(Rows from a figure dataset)
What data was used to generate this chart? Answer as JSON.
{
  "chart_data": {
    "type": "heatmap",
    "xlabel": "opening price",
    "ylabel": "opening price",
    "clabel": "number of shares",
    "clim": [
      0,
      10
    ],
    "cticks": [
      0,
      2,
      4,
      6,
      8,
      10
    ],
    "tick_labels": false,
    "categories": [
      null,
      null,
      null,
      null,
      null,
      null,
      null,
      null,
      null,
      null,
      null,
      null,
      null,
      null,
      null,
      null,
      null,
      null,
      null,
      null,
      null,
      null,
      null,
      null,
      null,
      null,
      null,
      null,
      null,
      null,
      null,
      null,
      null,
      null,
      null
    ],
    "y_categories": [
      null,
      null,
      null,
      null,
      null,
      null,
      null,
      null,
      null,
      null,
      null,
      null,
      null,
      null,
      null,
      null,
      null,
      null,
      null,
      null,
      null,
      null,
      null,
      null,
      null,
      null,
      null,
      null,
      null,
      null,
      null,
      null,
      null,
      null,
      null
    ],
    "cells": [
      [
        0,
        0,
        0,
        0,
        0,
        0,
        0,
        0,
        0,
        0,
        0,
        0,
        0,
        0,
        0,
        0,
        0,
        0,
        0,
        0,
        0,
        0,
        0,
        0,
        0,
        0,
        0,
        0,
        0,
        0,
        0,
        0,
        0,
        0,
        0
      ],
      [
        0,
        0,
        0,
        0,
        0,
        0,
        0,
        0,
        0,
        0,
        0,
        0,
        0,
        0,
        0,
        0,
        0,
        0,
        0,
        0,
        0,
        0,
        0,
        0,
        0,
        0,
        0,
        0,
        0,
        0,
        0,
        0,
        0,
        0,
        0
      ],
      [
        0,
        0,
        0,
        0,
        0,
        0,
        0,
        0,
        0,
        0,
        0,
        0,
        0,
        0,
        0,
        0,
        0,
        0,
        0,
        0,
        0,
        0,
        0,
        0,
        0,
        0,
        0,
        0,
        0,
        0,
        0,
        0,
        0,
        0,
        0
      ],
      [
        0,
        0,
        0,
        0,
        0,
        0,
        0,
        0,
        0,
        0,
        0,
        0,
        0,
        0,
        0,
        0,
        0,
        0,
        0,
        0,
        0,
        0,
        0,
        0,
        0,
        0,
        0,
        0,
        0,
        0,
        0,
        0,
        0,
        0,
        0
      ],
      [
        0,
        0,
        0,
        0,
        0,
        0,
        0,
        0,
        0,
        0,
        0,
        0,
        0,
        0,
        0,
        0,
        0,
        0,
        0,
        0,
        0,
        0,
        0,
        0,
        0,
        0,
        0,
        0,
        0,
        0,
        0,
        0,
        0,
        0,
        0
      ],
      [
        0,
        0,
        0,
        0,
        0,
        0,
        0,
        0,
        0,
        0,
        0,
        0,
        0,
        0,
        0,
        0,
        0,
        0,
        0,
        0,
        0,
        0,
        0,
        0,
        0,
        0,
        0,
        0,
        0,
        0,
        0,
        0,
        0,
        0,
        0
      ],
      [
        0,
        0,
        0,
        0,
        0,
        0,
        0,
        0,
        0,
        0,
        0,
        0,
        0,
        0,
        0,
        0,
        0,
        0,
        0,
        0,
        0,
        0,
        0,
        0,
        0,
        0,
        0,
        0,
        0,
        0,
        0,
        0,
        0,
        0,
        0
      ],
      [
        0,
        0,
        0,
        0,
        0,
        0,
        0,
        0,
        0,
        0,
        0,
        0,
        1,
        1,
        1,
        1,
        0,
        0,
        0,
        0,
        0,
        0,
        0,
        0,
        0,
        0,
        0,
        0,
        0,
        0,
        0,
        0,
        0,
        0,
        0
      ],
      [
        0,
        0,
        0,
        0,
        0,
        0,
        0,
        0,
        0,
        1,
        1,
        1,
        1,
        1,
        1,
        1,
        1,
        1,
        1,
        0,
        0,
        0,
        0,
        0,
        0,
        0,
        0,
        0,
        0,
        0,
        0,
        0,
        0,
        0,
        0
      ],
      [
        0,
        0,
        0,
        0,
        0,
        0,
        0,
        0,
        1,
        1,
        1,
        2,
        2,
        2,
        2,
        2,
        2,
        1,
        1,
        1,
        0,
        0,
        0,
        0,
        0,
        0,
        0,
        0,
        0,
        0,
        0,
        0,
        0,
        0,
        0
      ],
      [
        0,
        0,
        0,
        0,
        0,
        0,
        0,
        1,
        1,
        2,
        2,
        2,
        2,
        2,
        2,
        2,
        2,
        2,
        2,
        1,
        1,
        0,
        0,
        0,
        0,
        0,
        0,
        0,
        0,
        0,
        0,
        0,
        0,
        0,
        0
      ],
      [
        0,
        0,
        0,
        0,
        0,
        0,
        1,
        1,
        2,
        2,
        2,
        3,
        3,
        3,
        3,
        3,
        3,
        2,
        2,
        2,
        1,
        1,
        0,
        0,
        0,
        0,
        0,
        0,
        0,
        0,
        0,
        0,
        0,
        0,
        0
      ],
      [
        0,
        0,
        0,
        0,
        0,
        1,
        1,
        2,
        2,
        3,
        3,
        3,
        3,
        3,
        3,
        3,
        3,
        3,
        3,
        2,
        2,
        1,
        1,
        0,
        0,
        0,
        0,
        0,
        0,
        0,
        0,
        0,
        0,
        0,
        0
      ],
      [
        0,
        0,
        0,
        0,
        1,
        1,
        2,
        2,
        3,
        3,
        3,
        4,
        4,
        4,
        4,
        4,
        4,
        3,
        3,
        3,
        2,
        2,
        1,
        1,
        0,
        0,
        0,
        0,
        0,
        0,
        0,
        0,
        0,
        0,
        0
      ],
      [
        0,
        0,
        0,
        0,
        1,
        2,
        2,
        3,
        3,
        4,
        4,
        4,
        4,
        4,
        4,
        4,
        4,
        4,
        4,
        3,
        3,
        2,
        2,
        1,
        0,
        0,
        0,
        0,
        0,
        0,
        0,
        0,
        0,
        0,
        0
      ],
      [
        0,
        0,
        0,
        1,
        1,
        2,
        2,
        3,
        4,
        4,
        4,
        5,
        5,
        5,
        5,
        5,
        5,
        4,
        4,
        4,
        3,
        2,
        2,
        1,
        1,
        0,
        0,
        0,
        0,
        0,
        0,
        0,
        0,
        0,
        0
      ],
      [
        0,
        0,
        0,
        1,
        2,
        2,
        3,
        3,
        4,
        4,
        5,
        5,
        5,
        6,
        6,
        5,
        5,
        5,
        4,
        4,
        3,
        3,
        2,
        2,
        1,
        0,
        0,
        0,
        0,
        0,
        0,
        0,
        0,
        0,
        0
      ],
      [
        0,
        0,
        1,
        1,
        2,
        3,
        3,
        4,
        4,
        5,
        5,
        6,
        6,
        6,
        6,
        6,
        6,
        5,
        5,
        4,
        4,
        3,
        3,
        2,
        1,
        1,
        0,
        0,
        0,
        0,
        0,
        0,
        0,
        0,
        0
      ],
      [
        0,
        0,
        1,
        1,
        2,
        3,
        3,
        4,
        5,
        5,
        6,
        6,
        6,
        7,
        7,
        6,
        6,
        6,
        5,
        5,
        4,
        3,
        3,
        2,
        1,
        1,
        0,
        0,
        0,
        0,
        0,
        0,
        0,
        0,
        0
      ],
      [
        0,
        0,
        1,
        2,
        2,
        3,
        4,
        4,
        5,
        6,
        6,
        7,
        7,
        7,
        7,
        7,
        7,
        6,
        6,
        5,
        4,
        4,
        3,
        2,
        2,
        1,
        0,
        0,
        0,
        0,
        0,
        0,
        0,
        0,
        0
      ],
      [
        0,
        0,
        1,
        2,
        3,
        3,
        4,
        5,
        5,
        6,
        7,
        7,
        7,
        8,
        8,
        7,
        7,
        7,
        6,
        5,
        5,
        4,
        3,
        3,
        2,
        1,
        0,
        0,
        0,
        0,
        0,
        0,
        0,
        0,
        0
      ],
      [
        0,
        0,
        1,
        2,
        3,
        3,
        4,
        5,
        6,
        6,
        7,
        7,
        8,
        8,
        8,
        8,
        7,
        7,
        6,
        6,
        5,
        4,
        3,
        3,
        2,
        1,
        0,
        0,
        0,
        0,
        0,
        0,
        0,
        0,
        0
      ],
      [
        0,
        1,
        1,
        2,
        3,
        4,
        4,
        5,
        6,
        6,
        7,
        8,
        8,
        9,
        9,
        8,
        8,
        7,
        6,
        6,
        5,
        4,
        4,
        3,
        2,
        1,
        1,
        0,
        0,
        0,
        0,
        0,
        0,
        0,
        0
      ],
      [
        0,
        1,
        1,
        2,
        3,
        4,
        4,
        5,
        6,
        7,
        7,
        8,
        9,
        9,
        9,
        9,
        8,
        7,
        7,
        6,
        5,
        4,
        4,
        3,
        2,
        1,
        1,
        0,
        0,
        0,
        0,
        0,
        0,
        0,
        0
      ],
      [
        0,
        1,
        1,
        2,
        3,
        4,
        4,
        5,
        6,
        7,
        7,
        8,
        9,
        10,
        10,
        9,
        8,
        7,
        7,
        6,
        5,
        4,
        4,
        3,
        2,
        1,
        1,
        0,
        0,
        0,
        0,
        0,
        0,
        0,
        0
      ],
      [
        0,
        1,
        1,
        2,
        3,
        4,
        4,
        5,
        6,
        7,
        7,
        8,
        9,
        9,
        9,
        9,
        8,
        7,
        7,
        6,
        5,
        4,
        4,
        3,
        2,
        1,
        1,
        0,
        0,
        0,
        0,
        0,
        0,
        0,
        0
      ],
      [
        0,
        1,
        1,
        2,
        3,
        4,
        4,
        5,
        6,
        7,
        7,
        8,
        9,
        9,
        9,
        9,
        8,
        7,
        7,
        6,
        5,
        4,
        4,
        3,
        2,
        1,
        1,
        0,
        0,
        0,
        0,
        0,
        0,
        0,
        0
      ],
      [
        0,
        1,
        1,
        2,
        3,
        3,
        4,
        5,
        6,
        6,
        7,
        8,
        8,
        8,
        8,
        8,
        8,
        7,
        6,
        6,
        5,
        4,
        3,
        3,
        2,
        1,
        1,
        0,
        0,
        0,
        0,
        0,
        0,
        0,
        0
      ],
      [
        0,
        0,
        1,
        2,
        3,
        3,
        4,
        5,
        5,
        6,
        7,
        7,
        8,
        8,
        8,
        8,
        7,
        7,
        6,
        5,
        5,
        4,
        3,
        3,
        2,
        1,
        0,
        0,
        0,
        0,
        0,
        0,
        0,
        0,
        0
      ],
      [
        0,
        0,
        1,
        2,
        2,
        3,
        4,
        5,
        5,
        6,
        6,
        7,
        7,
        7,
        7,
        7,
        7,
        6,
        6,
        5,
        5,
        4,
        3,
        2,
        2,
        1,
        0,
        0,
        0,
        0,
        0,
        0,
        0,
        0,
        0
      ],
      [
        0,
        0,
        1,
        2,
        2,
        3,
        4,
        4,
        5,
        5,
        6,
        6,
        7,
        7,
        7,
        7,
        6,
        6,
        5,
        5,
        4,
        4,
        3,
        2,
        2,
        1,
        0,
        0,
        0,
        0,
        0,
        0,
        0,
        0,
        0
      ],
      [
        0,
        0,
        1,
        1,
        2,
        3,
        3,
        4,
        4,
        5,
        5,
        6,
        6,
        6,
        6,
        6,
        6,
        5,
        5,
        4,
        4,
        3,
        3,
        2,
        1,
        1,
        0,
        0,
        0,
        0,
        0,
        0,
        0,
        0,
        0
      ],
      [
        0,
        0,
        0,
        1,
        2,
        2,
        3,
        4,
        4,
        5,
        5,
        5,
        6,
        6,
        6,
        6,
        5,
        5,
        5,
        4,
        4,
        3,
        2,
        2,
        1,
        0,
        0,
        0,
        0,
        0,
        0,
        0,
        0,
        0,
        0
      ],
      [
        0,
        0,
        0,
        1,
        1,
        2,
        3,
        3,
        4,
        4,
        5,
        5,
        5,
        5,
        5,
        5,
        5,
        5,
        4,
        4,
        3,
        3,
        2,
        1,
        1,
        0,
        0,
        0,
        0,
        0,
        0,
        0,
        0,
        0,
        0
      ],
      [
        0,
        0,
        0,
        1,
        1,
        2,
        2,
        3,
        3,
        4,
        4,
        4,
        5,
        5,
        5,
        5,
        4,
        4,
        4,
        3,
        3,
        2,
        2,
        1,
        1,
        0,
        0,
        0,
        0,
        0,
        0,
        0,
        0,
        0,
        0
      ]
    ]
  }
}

__Required task__:
Whenever "price" turns up in a line, pick that line out.

__Solution to this problem__:
    "xlabel": "opening price",
    "ylabel": "opening price",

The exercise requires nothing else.